_AIM OF THE TASK_: Where the data below has the string "JSON", return the whole line.

(Data entries)
──────

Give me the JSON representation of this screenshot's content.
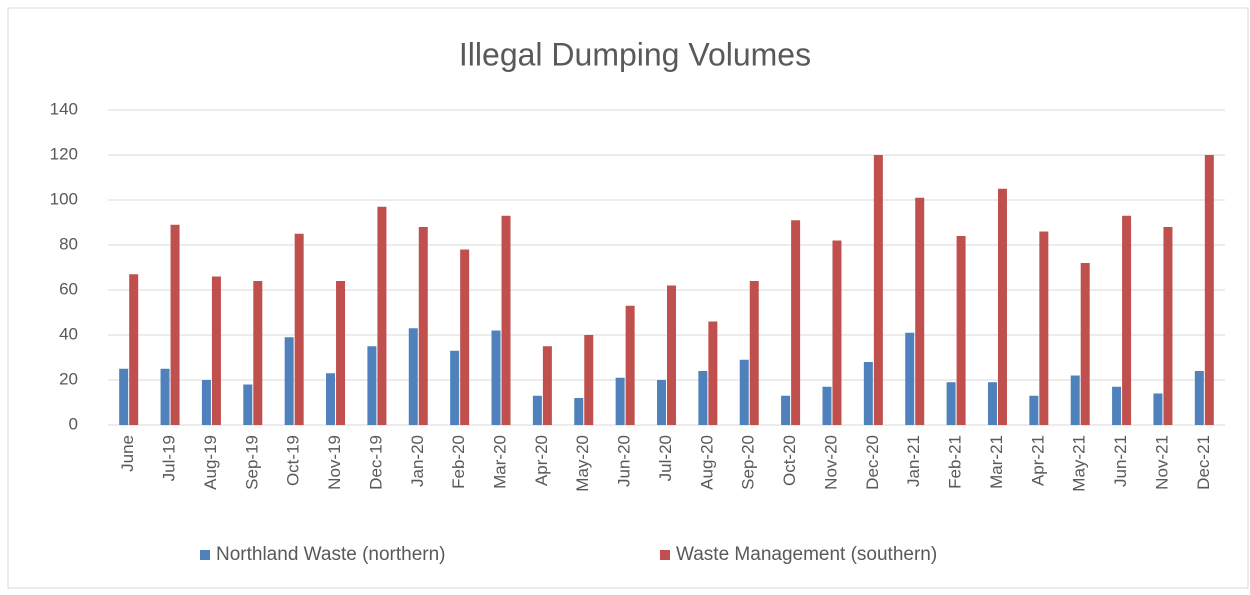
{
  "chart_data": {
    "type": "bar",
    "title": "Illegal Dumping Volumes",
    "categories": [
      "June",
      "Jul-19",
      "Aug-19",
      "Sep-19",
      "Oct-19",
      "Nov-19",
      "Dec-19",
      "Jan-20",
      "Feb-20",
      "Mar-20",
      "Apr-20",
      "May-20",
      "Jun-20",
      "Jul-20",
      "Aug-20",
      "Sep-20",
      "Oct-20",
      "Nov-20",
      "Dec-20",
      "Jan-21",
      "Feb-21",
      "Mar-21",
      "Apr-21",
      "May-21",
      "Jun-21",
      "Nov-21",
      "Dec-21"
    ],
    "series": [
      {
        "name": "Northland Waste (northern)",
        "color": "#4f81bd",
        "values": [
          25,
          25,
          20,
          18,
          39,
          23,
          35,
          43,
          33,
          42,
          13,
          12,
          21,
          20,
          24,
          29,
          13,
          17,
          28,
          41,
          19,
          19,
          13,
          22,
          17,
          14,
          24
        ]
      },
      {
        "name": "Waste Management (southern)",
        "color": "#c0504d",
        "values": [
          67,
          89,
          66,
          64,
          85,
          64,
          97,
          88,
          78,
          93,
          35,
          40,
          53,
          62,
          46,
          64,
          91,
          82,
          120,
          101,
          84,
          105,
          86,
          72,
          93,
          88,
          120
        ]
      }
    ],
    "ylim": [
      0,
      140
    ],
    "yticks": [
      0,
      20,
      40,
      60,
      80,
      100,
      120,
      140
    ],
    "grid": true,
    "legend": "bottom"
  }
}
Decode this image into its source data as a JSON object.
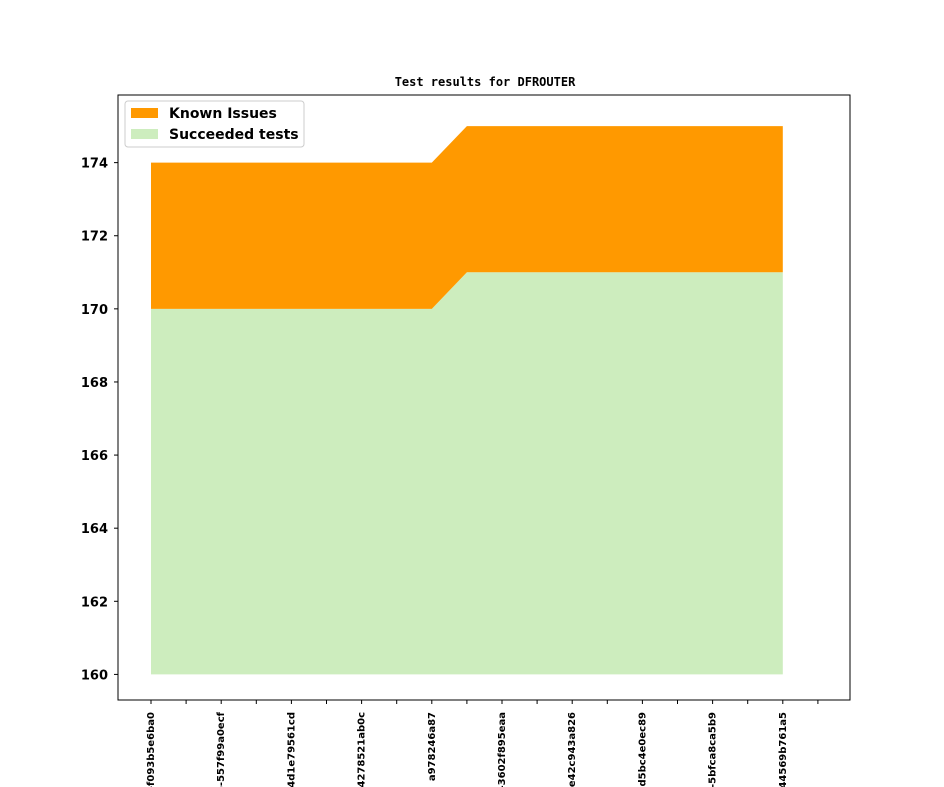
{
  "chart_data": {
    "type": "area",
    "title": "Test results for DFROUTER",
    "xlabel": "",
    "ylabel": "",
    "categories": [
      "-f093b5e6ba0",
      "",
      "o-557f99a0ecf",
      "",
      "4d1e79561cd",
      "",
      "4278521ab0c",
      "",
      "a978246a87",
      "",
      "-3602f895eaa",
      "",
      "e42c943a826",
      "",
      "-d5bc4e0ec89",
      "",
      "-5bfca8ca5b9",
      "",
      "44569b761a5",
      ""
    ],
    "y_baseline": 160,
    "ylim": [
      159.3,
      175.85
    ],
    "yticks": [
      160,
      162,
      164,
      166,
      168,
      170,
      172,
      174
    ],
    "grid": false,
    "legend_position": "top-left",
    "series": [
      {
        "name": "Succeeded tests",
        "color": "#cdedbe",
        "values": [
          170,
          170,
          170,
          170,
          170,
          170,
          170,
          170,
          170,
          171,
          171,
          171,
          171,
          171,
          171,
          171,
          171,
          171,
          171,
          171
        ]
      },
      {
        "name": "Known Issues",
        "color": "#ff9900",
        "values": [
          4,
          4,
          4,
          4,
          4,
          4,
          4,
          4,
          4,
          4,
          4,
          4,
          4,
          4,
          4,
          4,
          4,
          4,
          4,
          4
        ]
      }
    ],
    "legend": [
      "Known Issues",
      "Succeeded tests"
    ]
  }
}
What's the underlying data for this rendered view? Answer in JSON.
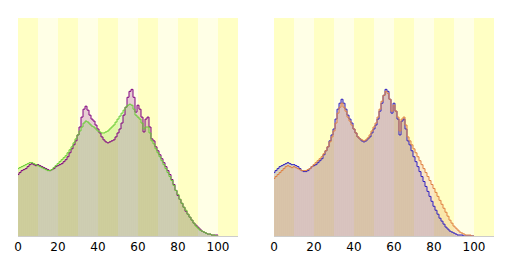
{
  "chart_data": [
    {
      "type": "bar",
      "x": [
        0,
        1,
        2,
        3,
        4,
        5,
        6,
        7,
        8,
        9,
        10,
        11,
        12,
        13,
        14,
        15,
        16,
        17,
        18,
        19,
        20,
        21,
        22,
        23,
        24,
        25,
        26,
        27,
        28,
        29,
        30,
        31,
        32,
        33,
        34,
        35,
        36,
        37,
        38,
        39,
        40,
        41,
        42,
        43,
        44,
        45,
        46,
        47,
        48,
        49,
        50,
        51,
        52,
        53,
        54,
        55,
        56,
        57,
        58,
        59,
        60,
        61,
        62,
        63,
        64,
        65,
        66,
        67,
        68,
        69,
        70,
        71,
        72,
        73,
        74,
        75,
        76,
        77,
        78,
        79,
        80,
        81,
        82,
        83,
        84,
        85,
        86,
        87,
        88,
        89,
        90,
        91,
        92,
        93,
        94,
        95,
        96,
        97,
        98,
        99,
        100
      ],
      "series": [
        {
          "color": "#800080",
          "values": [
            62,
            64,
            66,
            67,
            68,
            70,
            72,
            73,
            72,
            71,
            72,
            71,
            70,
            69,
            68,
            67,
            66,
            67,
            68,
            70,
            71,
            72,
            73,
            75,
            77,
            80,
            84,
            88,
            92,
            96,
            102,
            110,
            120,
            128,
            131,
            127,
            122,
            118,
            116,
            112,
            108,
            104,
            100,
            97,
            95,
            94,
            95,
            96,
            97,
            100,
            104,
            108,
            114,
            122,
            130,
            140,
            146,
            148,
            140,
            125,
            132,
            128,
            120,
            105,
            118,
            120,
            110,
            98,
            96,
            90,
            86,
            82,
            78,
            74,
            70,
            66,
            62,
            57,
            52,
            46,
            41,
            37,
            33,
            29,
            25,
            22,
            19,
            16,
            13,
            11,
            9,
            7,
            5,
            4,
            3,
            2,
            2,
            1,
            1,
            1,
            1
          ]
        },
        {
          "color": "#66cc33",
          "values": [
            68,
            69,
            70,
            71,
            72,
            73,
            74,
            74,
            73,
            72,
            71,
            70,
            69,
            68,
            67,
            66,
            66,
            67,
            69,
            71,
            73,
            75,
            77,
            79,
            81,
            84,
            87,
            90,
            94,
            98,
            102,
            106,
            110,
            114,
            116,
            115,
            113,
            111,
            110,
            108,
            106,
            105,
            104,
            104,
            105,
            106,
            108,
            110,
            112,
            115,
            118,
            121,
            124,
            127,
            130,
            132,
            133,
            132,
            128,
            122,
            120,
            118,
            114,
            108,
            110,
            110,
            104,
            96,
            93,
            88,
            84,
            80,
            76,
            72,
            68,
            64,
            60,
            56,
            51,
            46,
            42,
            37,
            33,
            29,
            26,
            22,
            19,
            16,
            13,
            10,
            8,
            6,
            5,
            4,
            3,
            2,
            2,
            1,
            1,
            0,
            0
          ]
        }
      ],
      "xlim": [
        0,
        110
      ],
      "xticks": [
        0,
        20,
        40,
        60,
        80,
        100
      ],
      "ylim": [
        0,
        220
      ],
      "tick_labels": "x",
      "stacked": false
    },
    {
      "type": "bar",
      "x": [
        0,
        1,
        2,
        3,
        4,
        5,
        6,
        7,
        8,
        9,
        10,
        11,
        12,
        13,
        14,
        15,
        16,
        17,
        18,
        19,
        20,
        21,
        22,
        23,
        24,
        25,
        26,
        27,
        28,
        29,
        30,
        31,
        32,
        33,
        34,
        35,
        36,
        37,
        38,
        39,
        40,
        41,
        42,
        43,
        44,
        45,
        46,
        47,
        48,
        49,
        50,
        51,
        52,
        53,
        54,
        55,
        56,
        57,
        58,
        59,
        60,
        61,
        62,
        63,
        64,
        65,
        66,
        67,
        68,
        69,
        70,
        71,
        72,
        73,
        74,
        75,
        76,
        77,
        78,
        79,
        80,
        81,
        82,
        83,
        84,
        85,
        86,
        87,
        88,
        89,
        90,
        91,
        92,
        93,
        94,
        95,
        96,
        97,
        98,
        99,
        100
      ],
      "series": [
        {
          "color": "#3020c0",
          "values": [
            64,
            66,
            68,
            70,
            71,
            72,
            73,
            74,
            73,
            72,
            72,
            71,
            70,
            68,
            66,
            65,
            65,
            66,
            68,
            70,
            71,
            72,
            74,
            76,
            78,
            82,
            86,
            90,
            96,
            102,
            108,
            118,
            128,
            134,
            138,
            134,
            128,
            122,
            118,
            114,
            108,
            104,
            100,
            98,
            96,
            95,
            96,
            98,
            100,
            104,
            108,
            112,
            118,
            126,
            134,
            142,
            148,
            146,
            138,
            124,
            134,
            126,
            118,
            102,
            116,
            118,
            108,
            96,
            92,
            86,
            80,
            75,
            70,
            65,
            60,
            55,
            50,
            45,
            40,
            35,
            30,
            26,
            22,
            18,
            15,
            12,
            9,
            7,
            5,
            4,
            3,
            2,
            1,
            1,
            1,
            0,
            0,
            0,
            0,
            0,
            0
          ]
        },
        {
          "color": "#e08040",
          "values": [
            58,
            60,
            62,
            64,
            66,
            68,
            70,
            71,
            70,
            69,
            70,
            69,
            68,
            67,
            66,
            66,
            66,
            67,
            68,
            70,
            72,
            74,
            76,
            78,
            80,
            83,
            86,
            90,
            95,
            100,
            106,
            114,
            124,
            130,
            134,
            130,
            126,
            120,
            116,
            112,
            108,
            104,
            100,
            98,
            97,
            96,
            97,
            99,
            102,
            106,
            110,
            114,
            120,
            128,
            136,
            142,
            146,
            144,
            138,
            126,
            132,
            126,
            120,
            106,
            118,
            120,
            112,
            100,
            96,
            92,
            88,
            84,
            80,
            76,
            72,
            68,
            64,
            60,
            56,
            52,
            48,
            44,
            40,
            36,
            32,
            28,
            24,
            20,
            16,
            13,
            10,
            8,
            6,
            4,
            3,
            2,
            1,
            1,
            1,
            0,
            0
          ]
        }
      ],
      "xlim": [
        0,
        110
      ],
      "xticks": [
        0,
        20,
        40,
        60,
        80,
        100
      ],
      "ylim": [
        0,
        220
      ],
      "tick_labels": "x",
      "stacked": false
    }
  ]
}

──────

_ANSWER TO THIS TASK_:
Give me the JSON representation of this screenshot's content.
Decode this image into its source data as a JSON object.
What's the underlying data for this rendered view? Answer in JSON.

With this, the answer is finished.